**Extracted data:**
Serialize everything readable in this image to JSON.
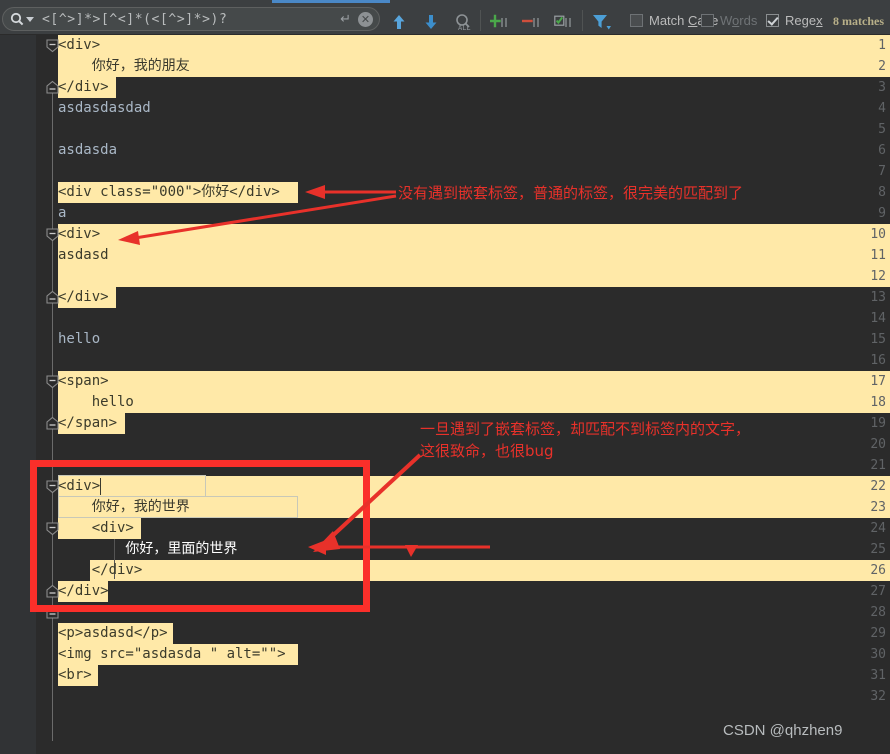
{
  "window": {
    "background": "#2b2b2b",
    "panel_background": "#3c3f41",
    "accent": "#4a88c7",
    "highlight_color": "#ffe9a8",
    "annotation_color": "#e8312a"
  },
  "find_toolbar": {
    "search_value": "<[^>]*>[^<]*(<[^>]*>)?",
    "search_placeholder": "Search",
    "enter_glyph": "↵",
    "clear_glyph": "✕",
    "icons": [
      {
        "name": "search-dropdown-icon",
        "glyph": "▾"
      },
      {
        "name": "find-previous-icon",
        "glyph": "↑"
      },
      {
        "name": "find-next-icon",
        "glyph": "↓"
      },
      {
        "name": "select-all-occurrences-icon",
        "glyph": "Ⓐ"
      },
      {
        "name": "add-line-icon",
        "glyph": "+"
      },
      {
        "name": "remove-line-icon",
        "glyph": "−"
      },
      {
        "name": "select-lines-icon",
        "glyph": "☑"
      },
      {
        "name": "filter-icon",
        "glyph": "▼"
      }
    ],
    "options": [
      {
        "name": "match-case",
        "label_prefix": "Match ",
        "label_mnemonic": "C",
        "label_suffix": "ase",
        "checked": false,
        "enabled": true
      },
      {
        "name": "words",
        "label_prefix": "W",
        "label_mnemonic": "o",
        "label_suffix": "rds",
        "checked": false,
        "enabled": false
      },
      {
        "name": "regex",
        "label_prefix": "Rege",
        "label_mnemonic": "x",
        "label_suffix": "",
        "checked": true,
        "enabled": true
      }
    ],
    "match_count": "8 matches"
  },
  "editor": {
    "language": "html",
    "lines": [
      {
        "n": "1",
        "text": "<div>"
      },
      {
        "n": "2",
        "text": "    你好，我的朋友"
      },
      {
        "n": "3",
        "text": "</div>"
      },
      {
        "n": "4",
        "text": "asdasdasdad"
      },
      {
        "n": "5",
        "text": ""
      },
      {
        "n": "6",
        "text": "asdasda"
      },
      {
        "n": "7",
        "text": ""
      },
      {
        "n": "8",
        "text": "<div class=\"000\">你好</div>"
      },
      {
        "n": "9",
        "text": "a"
      },
      {
        "n": "10",
        "text": "<div>"
      },
      {
        "n": "11",
        "text": "asdasd"
      },
      {
        "n": "12",
        "text": ""
      },
      {
        "n": "13",
        "text": "</div>"
      },
      {
        "n": "14",
        "text": ""
      },
      {
        "n": "15",
        "text": "hello"
      },
      {
        "n": "16",
        "text": ""
      },
      {
        "n": "17",
        "text": "<span>"
      },
      {
        "n": "18",
        "text": "    hello"
      },
      {
        "n": "19",
        "text": "</span>"
      },
      {
        "n": "20",
        "text": ""
      },
      {
        "n": "21",
        "text": ""
      },
      {
        "n": "22",
        "text": "<div>"
      },
      {
        "n": "23",
        "text": "    你好，我的世界"
      },
      {
        "n": "24",
        "text": "    <div>"
      },
      {
        "n": "25",
        "text": "        你好，里面的世界"
      },
      {
        "n": "26",
        "text": "    </div>"
      },
      {
        "n": "27",
        "text": "</div>"
      },
      {
        "n": "28",
        "text": ""
      },
      {
        "n": "29",
        "text": "<p>asdasd</p>"
      },
      {
        "n": "30",
        "text": "<img src=\"asdasda \" alt=\"\">"
      },
      {
        "n": "31",
        "text": "<br>"
      },
      {
        "n": "32",
        "text": ""
      }
    ],
    "fold_markers": [
      {
        "line": "1",
        "state": "expanded-open"
      },
      {
        "line": "3",
        "state": "expanded-close"
      },
      {
        "line": "10",
        "state": "expanded-open"
      },
      {
        "line": "13",
        "state": "expanded-close"
      },
      {
        "line": "17",
        "state": "expanded-open"
      },
      {
        "line": "19",
        "state": "expanded-close"
      },
      {
        "line": "22",
        "state": "expanded-open"
      },
      {
        "line": "24",
        "state": "expanded-open"
      },
      {
        "line": "26",
        "state": "expanded-close"
      },
      {
        "line": "27",
        "state": "expanded-close"
      }
    ],
    "caret_line": "22"
  },
  "annotations": [
    {
      "name": "annotation-simple-tag",
      "lines": [
        "没有遇到嵌套标签，普通的标签，很完美的匹配到了"
      ]
    },
    {
      "name": "annotation-nested-tag",
      "lines": [
        "一旦遇到了嵌套标签，却匹配不到标签内的文字，",
        "这很致命，也很bug"
      ]
    }
  ],
  "watermark": "CSDN @qhzhen9"
}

**Work to complete:**
Set down every entry word for word, but omit the pictures.

**Exercise response:**
Serialize everything readable in this image to JSON.
{
  "window": {
    "background": "#2b2b2b",
    "panel_background": "#3c3f41",
    "accent": "#4a88c7",
    "highlight_color": "#ffe9a8",
    "annotation_color": "#e8312a"
  },
  "find_toolbar": {
    "search_value": "<[^>]*>[^<]*(<[^>]*>)?",
    "search_placeholder": "Search",
    "enter_glyph": "↵",
    "clear_glyph": "✕",
    "icons": [
      {
        "name": "search-dropdown-icon",
        "glyph": "▾"
      },
      {
        "name": "find-previous-icon",
        "glyph": "↑"
      },
      {
        "name": "find-next-icon",
        "glyph": "↓"
      },
      {
        "name": "select-all-occurrences-icon",
        "glyph": "Ⓐ"
      },
      {
        "name": "add-line-icon",
        "glyph": "+"
      },
      {
        "name": "remove-line-icon",
        "glyph": "−"
      },
      {
        "name": "select-lines-icon",
        "glyph": "☑"
      },
      {
        "name": "filter-icon",
        "glyph": "▼"
      }
    ],
    "options": [
      {
        "name": "match-case",
        "label_prefix": "Match ",
        "label_mnemonic": "C",
        "label_suffix": "ase",
        "checked": false,
        "enabled": true
      },
      {
        "name": "words",
        "label_prefix": "W",
        "label_mnemonic": "o",
        "label_suffix": "rds",
        "checked": false,
        "enabled": false
      },
      {
        "name": "regex",
        "label_prefix": "Rege",
        "label_mnemonic": "x",
        "label_suffix": "",
        "checked": true,
        "enabled": true
      }
    ],
    "match_count": "8 matches"
  },
  "editor": {
    "language": "html",
    "lines": [
      {
        "n": "1",
        "text": "<div>"
      },
      {
        "n": "2",
        "text": "    你好，我的朋友"
      },
      {
        "n": "3",
        "text": "</div>"
      },
      {
        "n": "4",
        "text": "asdasdasdad"
      },
      {
        "n": "5",
        "text": ""
      },
      {
        "n": "6",
        "text": "asdasda"
      },
      {
        "n": "7",
        "text": ""
      },
      {
        "n": "8",
        "text": "<div class=\"000\">你好</div>"
      },
      {
        "n": "9",
        "text": "a"
      },
      {
        "n": "10",
        "text": "<div>"
      },
      {
        "n": "11",
        "text": "asdasd"
      },
      {
        "n": "12",
        "text": ""
      },
      {
        "n": "13",
        "text": "</div>"
      },
      {
        "n": "14",
        "text": ""
      },
      {
        "n": "15",
        "text": "hello"
      },
      {
        "n": "16",
        "text": ""
      },
      {
        "n": "17",
        "text": "<span>"
      },
      {
        "n": "18",
        "text": "    hello"
      },
      {
        "n": "19",
        "text": "</span>"
      },
      {
        "n": "20",
        "text": ""
      },
      {
        "n": "21",
        "text": ""
      },
      {
        "n": "22",
        "text": "<div>"
      },
      {
        "n": "23",
        "text": "    你好，我的世界"
      },
      {
        "n": "24",
        "text": "    <div>"
      },
      {
        "n": "25",
        "text": "        你好，里面的世界"
      },
      {
        "n": "26",
        "text": "    </div>"
      },
      {
        "n": "27",
        "text": "</div>"
      },
      {
        "n": "28",
        "text": ""
      },
      {
        "n": "29",
        "text": "<p>asdasd</p>"
      },
      {
        "n": "30",
        "text": "<img src=\"asdasda \" alt=\"\">"
      },
      {
        "n": "31",
        "text": "<br>"
      },
      {
        "n": "32",
        "text": ""
      }
    ],
    "fold_markers": [
      {
        "line": "1",
        "state": "expanded-open"
      },
      {
        "line": "3",
        "state": "expanded-close"
      },
      {
        "line": "10",
        "state": "expanded-open"
      },
      {
        "line": "13",
        "state": "expanded-close"
      },
      {
        "line": "17",
        "state": "expanded-open"
      },
      {
        "line": "19",
        "state": "expanded-close"
      },
      {
        "line": "22",
        "state": "expanded-open"
      },
      {
        "line": "24",
        "state": "expanded-open"
      },
      {
        "line": "26",
        "state": "expanded-close"
      },
      {
        "line": "27",
        "state": "expanded-close"
      }
    ],
    "caret_line": "22"
  },
  "annotations": [
    {
      "name": "annotation-simple-tag",
      "lines": [
        "没有遇到嵌套标签，普通的标签，很完美的匹配到了"
      ]
    },
    {
      "name": "annotation-nested-tag",
      "lines": [
        "一旦遇到了嵌套标签，却匹配不到标签内的文字，",
        "这很致命，也很bug"
      ]
    }
  ],
  "watermark": "CSDN @qhzhen9"
}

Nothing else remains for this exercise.